(Data excerpts)
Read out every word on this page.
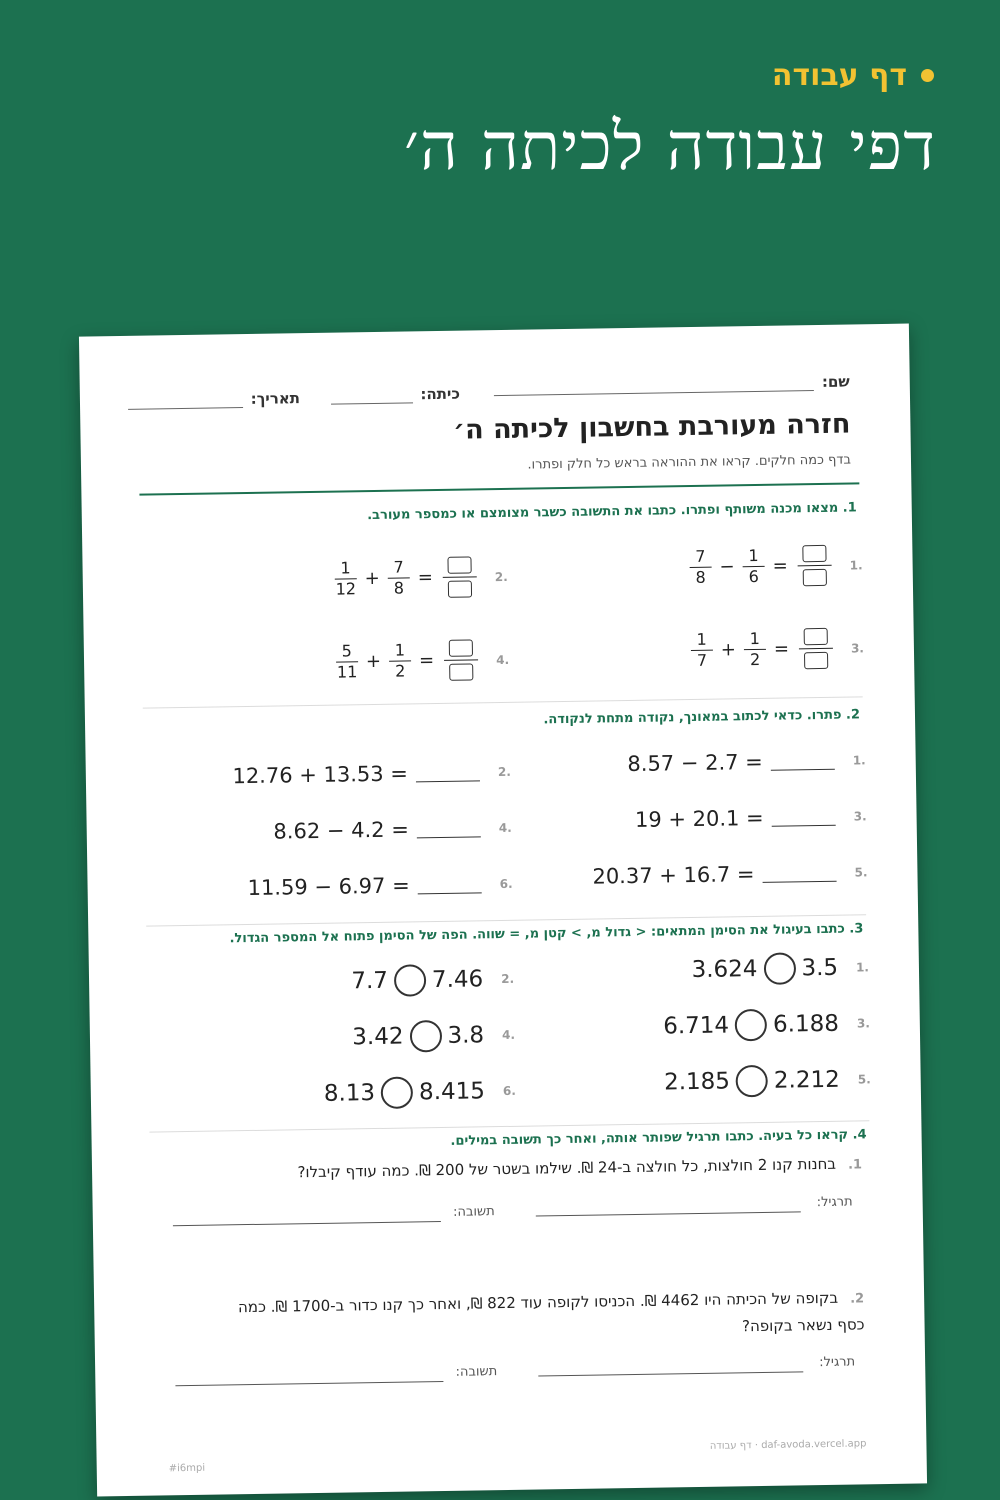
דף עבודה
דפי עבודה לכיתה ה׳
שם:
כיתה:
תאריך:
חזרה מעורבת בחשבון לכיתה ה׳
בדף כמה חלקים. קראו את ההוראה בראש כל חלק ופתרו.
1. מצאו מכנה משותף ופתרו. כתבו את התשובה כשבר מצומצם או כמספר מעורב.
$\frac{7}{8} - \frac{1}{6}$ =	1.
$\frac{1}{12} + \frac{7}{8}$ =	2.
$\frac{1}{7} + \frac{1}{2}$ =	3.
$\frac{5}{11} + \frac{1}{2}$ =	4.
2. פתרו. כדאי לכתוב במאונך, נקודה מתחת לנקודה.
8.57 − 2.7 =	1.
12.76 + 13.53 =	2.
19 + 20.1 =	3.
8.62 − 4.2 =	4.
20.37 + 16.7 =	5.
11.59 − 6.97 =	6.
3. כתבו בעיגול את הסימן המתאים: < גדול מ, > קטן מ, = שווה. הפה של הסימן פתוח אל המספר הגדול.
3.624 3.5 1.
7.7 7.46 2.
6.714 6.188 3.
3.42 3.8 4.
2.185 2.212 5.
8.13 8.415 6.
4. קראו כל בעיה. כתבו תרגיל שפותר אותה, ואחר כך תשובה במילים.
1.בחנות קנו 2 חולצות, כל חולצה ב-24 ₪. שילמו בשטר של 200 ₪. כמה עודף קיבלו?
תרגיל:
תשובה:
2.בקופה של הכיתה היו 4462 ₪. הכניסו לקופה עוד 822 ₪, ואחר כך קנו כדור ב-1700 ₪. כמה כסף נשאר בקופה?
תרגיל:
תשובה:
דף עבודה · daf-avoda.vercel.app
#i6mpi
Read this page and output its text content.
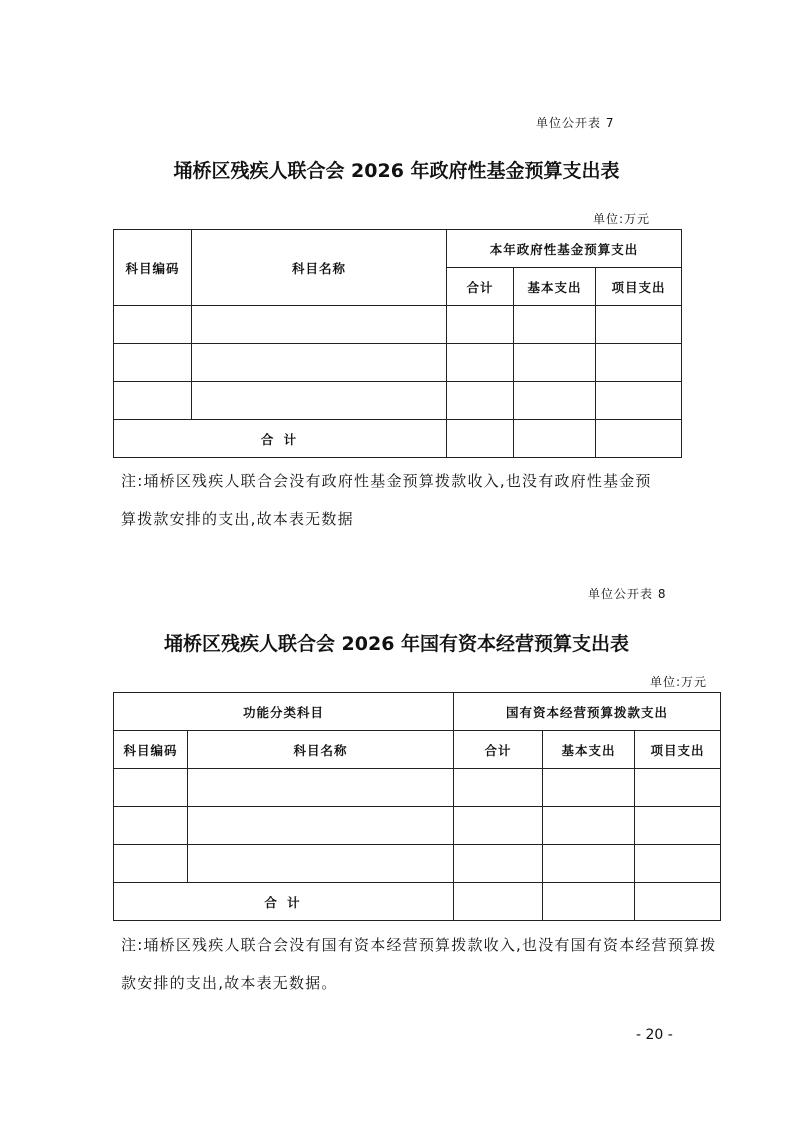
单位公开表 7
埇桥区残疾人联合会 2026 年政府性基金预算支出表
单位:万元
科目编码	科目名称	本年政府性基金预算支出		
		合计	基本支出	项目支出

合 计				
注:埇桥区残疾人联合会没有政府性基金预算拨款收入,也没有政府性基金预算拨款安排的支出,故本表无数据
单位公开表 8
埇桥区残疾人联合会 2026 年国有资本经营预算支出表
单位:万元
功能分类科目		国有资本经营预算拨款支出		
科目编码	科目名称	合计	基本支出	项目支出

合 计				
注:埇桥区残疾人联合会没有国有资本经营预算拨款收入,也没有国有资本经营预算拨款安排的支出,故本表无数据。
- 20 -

→ Challenge
Point out every line holding the string "frac" and copy it.

→ Finished task
$\frac{7}{8} - \frac{1}{6}$ =	1.
$\frac{1}{12} + \frac{7}{8}$ =	2.
$\frac{1}{7} + \frac{1}{2}$ =	3.
$\frac{5}{11} + \frac{1}{2}$ =	4.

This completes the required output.